=== THE REQUEST ===
Copy out every line of the data below word for word, with nothing changed or left out.

=== DATASET RECORDS ===
____

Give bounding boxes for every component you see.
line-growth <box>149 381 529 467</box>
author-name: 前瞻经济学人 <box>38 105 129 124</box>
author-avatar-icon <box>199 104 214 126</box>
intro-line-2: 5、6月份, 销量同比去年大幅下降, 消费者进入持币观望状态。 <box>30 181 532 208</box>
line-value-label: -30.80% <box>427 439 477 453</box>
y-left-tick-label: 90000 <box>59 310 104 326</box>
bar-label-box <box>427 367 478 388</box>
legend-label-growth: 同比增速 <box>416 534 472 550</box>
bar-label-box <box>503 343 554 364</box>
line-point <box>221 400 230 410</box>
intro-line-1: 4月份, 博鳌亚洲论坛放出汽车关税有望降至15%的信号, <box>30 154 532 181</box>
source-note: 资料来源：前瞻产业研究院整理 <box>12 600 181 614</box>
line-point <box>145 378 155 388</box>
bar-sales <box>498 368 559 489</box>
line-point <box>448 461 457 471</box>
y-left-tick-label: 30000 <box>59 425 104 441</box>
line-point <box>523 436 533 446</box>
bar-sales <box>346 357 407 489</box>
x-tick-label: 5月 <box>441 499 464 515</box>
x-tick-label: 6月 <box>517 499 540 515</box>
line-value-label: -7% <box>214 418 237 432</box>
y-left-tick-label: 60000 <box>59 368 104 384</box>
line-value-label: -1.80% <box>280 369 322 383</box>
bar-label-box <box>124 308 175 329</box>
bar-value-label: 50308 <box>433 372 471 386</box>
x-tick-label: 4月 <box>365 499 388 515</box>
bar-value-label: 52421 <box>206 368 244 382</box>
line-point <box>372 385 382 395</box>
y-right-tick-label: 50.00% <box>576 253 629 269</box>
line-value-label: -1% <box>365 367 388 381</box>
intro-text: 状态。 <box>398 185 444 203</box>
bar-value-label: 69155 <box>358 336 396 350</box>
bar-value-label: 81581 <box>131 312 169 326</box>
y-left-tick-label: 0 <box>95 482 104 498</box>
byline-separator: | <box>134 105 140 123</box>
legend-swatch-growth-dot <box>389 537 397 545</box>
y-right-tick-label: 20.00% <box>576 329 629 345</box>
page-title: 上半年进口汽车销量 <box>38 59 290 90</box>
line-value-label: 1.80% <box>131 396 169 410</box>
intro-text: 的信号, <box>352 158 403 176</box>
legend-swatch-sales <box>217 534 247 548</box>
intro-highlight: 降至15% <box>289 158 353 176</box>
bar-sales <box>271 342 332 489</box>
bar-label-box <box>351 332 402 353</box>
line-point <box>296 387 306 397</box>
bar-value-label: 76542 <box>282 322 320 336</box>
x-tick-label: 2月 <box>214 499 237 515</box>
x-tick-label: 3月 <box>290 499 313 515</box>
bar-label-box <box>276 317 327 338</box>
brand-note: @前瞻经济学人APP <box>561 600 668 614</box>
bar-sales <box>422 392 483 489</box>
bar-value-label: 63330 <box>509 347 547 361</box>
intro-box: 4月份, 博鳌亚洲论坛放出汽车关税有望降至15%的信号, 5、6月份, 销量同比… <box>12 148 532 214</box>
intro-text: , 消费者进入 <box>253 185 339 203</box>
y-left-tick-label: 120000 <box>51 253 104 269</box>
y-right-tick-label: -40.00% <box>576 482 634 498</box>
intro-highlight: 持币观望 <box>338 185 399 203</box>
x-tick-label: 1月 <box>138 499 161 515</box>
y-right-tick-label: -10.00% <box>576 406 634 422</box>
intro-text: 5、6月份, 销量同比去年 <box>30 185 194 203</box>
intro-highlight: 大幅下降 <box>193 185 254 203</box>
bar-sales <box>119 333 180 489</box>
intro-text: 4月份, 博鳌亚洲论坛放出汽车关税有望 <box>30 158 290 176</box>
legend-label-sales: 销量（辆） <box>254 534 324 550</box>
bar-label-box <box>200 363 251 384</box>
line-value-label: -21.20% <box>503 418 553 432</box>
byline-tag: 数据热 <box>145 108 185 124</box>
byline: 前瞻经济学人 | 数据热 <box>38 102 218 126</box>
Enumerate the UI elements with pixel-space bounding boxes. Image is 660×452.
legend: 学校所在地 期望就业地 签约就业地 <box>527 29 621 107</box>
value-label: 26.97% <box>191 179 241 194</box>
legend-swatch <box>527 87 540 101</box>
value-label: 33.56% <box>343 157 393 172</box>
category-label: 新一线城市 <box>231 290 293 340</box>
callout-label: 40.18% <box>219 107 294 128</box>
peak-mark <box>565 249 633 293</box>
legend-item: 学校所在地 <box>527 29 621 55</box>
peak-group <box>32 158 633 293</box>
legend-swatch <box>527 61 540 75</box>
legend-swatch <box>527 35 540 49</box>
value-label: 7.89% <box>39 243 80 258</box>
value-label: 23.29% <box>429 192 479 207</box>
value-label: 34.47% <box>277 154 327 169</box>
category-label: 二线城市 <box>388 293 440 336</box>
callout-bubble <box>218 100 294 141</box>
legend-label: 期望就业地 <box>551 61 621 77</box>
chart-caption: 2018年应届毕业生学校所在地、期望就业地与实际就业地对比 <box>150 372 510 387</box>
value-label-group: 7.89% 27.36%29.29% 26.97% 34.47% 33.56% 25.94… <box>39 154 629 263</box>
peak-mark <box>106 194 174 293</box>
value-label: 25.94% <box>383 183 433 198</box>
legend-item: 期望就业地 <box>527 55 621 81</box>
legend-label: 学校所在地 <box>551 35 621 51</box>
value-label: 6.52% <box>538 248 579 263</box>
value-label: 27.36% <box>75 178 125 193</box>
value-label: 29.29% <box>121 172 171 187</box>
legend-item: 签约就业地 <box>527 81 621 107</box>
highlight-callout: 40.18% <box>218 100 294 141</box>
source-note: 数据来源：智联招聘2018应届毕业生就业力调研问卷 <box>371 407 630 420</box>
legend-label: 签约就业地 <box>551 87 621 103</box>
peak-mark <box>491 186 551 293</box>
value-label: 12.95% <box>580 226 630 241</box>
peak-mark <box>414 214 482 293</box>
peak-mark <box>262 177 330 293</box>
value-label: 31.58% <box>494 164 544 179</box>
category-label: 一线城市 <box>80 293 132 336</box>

____

=== TASK ANSWER ===
Give bounding boxes for every component you see.
line-growth <box>149 381 529 467</box>
author-name: 前瞻经济学人 <box>38 105 129 124</box>
author-avatar-icon <box>199 104 214 126</box>
intro-line-2: 5、6月份, 销量同比去年大幅下降, 消费者进入持币观望状态。 <box>30 181 532 208</box>
line-value-label: -30.80% <box>427 439 477 453</box>
y-left-tick-label: 90000 <box>59 310 104 326</box>
bar-label-box <box>427 367 478 388</box>
legend-label-growth: 同比增速 <box>416 534 472 550</box>
bar-label-box <box>503 343 554 364</box>
line-point <box>221 400 230 410</box>
intro-line-1: 4月份, 博鳌亚洲论坛放出汽车关税有望降至15%的信号, <box>30 154 532 181</box>
source-note: 资料来源：前瞻产业研究院整理 <box>12 600 181 614</box>
line-point <box>145 378 155 388</box>
bar-sales <box>498 368 559 489</box>
line-point <box>448 461 457 471</box>
y-left-tick-label: 30000 <box>59 425 104 441</box>
line-point <box>523 436 533 446</box>
bar-sales <box>346 357 407 489</box>
x-tick-label: 5月 <box>441 499 464 515</box>
x-tick-label: 6月 <box>517 499 540 515</box>
line-value-label: -7% <box>214 418 237 432</box>
y-left-tick-label: 60000 <box>59 368 104 384</box>
line-value-label: -1.80% <box>280 369 322 383</box>
bar-label-box <box>124 308 175 329</box>
bar-value-label: 50308 <box>433 372 471 386</box>
x-tick-label: 4月 <box>365 499 388 515</box>
bar-value-label: 52421 <box>206 368 244 382</box>
line-point <box>372 385 382 395</box>
y-right-tick-label: 50.00% <box>576 253 629 269</box>
line-value-label: -1% <box>365 367 388 381</box>
intro-text: 状态。 <box>398 185 444 203</box>
bar-value-label: 69155 <box>358 336 396 350</box>
bar-value-label: 81581 <box>131 312 169 326</box>
y-left-tick-label: 0 <box>95 482 104 498</box>
byline-separator: | <box>134 105 140 123</box>
legend-swatch-growth-dot <box>389 537 397 545</box>
y-right-tick-label: 20.00% <box>576 329 629 345</box>
page-title: 上半年进口汽车销量 <box>38 59 290 90</box>
line-value-label: 1.80% <box>131 396 169 410</box>
intro-text: 的信号, <box>352 158 403 176</box>
legend-swatch-sales <box>217 534 247 548</box>
intro-highlight: 降至15% <box>289 158 353 176</box>
bar-sales <box>271 342 332 489</box>
bar-label-box <box>351 332 402 353</box>
line-point <box>296 387 306 397</box>
bar-value-label: 76542 <box>282 322 320 336</box>
x-tick-label: 2月 <box>214 499 237 515</box>
x-tick-label: 3月 <box>290 499 313 515</box>
bar-label-box <box>276 317 327 338</box>
brand-note: @前瞻经济学人APP <box>561 600 668 614</box>
bar-sales <box>422 392 483 489</box>
bar-value-label: 63330 <box>509 347 547 361</box>
intro-box: 4月份, 博鳌亚洲论坛放出汽车关税有望降至15%的信号, 5、6月份, 销量同比… <box>12 148 532 214</box>
intro-text: , 消费者进入 <box>253 185 339 203</box>
y-left-tick-label: 120000 <box>51 253 104 269</box>
y-right-tick-label: -40.00% <box>576 482 634 498</box>
intro-highlight: 持币观望 <box>338 185 399 203</box>
x-tick-label: 1月 <box>138 499 161 515</box>
y-right-tick-label: -10.00% <box>576 406 634 422</box>
intro-text: 5、6月份, 销量同比去年 <box>30 185 194 203</box>
intro-highlight: 大幅下降 <box>193 185 254 203</box>
bar-sales <box>119 333 180 489</box>
intro-text: 4月份, 博鳌亚洲论坛放出汽车关税有望 <box>30 158 290 176</box>
legend-label-sales: 销量（辆） <box>254 534 324 550</box>
bar-label-box <box>200 363 251 384</box>
line-value-label: -21.20% <box>503 418 553 432</box>
byline-tag: 数据热 <box>145 108 185 124</box>
byline: 前瞻经济学人 | 数据热 <box>38 102 218 126</box>
Enumerate the UI elements with pixel-space bounding boxes. Image is 660×452.
legend: 学校所在地 期望就业地 签约就业地 <box>527 29 621 107</box>
value-label: 26.97% <box>191 179 241 194</box>
legend-swatch <box>527 87 540 101</box>
value-label: 33.56% <box>343 157 393 172</box>
category-label: 新一线城市 <box>231 290 293 340</box>
callout-label: 40.18% <box>219 107 294 128</box>
peak-mark <box>565 249 633 293</box>
legend-item: 学校所在地 <box>527 29 621 55</box>
peak-group <box>32 158 633 293</box>
legend-swatch <box>527 61 540 75</box>
legend-swatch <box>527 35 540 49</box>
value-label: 7.89% <box>39 243 80 258</box>
value-label: 23.29% <box>429 192 479 207</box>
value-label: 34.47% <box>277 154 327 169</box>
category-label: 二线城市 <box>388 293 440 336</box>
callout-bubble <box>218 100 294 141</box>
legend-label: 期望就业地 <box>551 61 621 77</box>
chart-caption: 2018年应届毕业生学校所在地、期望就业地与实际就业地对比 <box>150 372 510 387</box>
value-label-group: 7.89% 27.36%29.29% 26.97% 34.47% 33.56% 25.94… <box>39 154 629 263</box>
peak-mark <box>106 194 174 293</box>
value-label: 25.94% <box>383 183 433 198</box>
legend-item: 期望就业地 <box>527 55 621 81</box>
legend-label: 学校所在地 <box>551 35 621 51</box>
value-label: 6.52% <box>538 248 579 263</box>
value-label: 27.36% <box>75 178 125 193</box>
value-label: 29.29% <box>121 172 171 187</box>
legend-item: 签约就业地 <box>527 81 621 107</box>
highlight-callout: 40.18% <box>218 100 294 141</box>
source-note: 数据来源：智联招聘2018应届毕业生就业力调研问卷 <box>371 407 630 420</box>
legend-label: 签约就业地 <box>551 87 621 103</box>
peak-mark <box>491 186 551 293</box>
value-label: 12.95% <box>580 226 630 241</box>
peak-mark <box>414 214 482 293</box>
peak-mark <box>262 177 330 293</box>
value-label: 31.58% <box>494 164 544 179</box>
category-label: 一线城市 <box>80 293 132 336</box>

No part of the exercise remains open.